= TASK OBJECTIVE =
Lift out each line of the data that holds "Winthor".
● ● ● ● ●
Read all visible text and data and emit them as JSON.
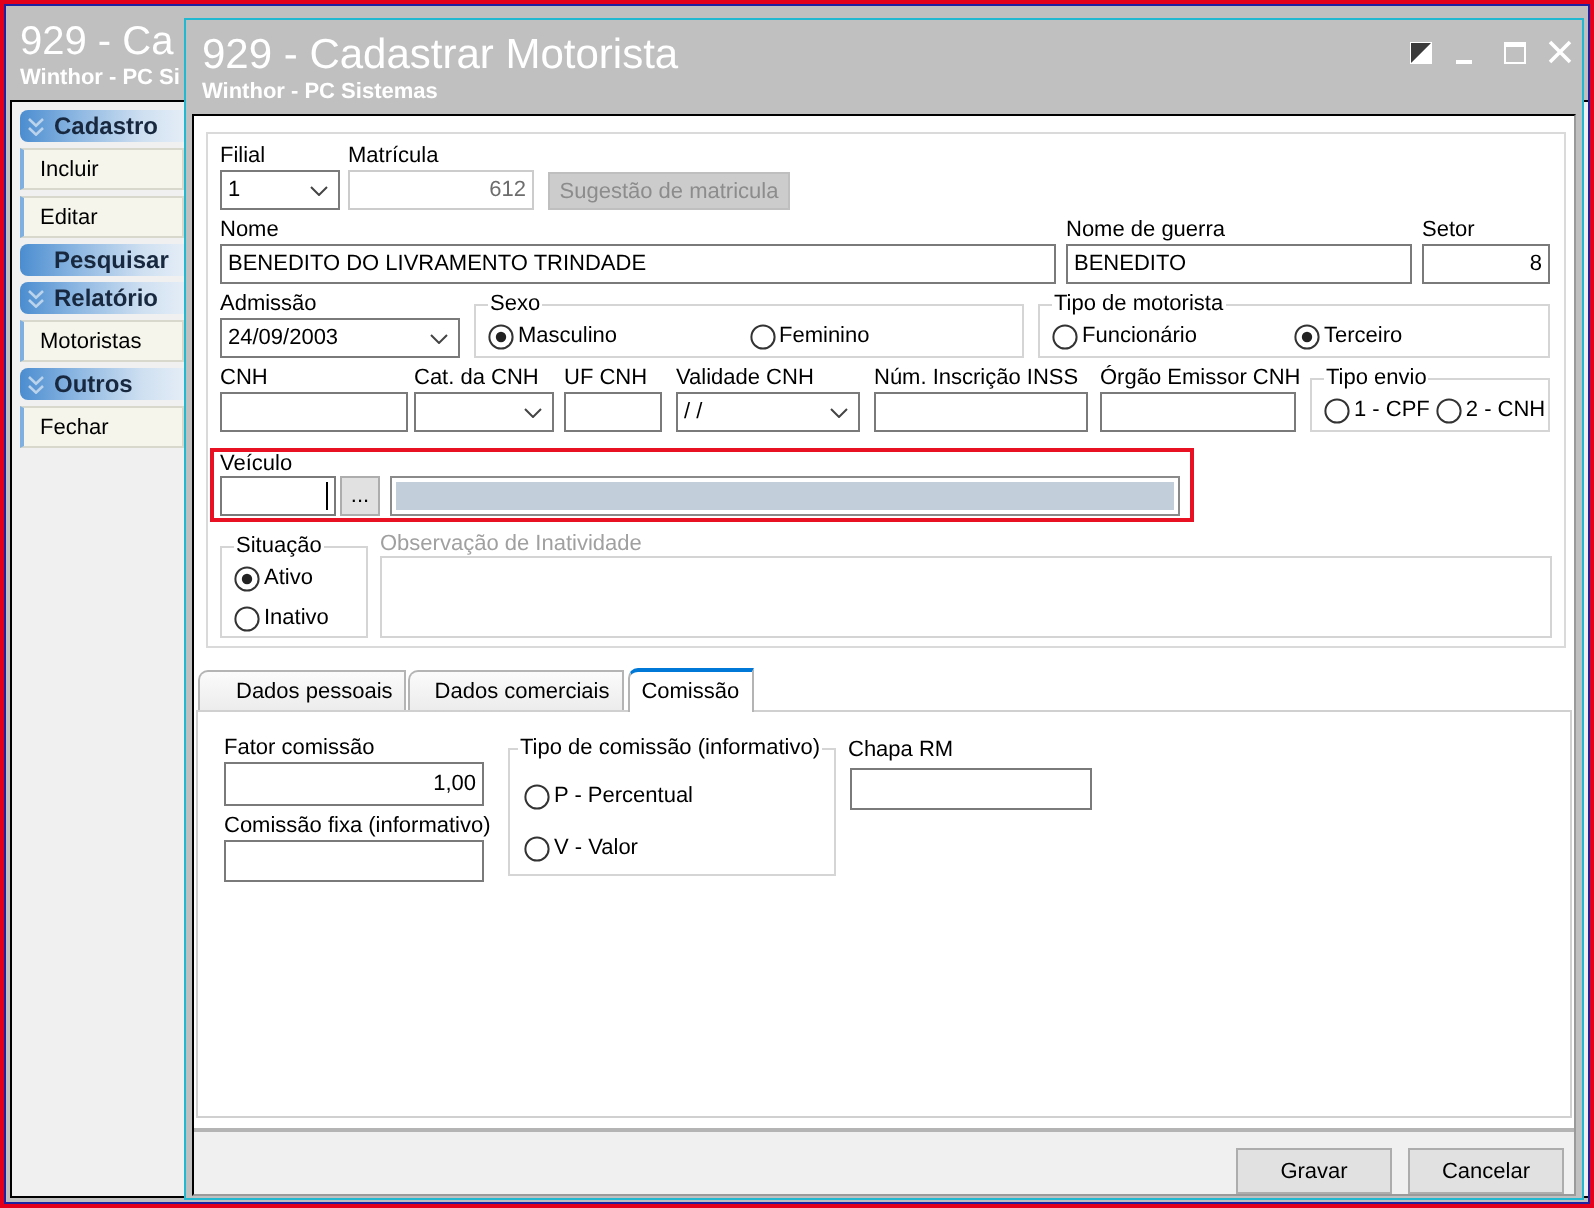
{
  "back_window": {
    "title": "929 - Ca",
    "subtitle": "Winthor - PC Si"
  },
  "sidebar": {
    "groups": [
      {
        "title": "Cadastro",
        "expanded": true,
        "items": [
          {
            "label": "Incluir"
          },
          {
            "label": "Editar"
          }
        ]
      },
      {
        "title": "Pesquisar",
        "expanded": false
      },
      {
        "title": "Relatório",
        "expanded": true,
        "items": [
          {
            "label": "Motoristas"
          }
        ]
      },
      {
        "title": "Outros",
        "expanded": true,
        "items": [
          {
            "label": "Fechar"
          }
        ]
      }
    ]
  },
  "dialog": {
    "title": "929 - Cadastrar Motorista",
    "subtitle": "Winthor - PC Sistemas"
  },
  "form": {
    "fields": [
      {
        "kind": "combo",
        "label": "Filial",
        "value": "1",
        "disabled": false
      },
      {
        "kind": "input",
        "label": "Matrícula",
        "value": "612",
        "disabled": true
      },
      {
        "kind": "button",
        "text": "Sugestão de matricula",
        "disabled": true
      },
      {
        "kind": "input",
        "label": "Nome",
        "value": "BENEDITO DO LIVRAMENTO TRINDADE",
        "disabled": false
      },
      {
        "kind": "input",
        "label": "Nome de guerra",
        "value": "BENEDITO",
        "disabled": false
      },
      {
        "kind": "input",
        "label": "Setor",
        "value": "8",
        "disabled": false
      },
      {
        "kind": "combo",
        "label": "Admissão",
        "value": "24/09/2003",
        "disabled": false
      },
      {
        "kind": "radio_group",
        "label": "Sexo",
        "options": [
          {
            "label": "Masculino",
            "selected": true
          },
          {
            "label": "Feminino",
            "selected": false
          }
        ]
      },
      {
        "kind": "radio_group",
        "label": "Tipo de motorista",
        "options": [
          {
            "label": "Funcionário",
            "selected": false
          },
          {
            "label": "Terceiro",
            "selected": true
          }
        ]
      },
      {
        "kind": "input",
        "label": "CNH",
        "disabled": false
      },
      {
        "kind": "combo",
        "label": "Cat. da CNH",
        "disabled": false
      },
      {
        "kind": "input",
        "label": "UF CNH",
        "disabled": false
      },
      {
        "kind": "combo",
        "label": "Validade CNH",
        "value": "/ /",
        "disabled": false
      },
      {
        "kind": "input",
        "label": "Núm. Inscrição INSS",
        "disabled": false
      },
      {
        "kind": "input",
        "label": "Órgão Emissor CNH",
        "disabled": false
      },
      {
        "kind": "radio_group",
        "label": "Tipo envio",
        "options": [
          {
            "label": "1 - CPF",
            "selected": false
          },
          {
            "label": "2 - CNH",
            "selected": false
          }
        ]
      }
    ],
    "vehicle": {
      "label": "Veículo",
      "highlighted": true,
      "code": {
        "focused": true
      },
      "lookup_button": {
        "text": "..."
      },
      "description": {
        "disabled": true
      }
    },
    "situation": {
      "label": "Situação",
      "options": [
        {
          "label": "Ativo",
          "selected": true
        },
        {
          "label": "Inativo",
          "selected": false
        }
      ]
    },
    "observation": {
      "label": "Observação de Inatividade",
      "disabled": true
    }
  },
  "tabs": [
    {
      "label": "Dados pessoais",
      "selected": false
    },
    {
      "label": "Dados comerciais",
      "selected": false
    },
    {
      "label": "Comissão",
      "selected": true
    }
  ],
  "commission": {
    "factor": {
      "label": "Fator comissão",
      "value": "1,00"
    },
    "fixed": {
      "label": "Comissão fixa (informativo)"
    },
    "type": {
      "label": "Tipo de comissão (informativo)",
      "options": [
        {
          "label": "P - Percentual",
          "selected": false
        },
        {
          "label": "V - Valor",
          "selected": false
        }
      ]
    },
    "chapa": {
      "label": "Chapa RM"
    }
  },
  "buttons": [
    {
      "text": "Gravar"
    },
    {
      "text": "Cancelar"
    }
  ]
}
● ● ● ● ●
= EXPECTED OUTPUT =
    "subtitle": "Winthor - PC Si"
    "subtitle": "Winthor - PC Sistemas"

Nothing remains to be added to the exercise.